▶ **Task to carry out**: Word for word, retype every entry in the listing.

[BEGIN Records to process]

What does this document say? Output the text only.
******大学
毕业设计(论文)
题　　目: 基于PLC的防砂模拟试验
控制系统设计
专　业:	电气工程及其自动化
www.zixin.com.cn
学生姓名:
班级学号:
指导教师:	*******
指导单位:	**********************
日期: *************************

[END Records to process]

▶ **Written answer**:
What does this document say? Output the text only.
******大学
毕业设计(论文)
题　　目: 基于PLC的防砂模拟试验
控制系统设计
专　业:	电气工程及其自动化
www.zixin.com.cn
学生姓名:
班级学号:
指导教师:	*******
指导单位:	**********************
日期: *************************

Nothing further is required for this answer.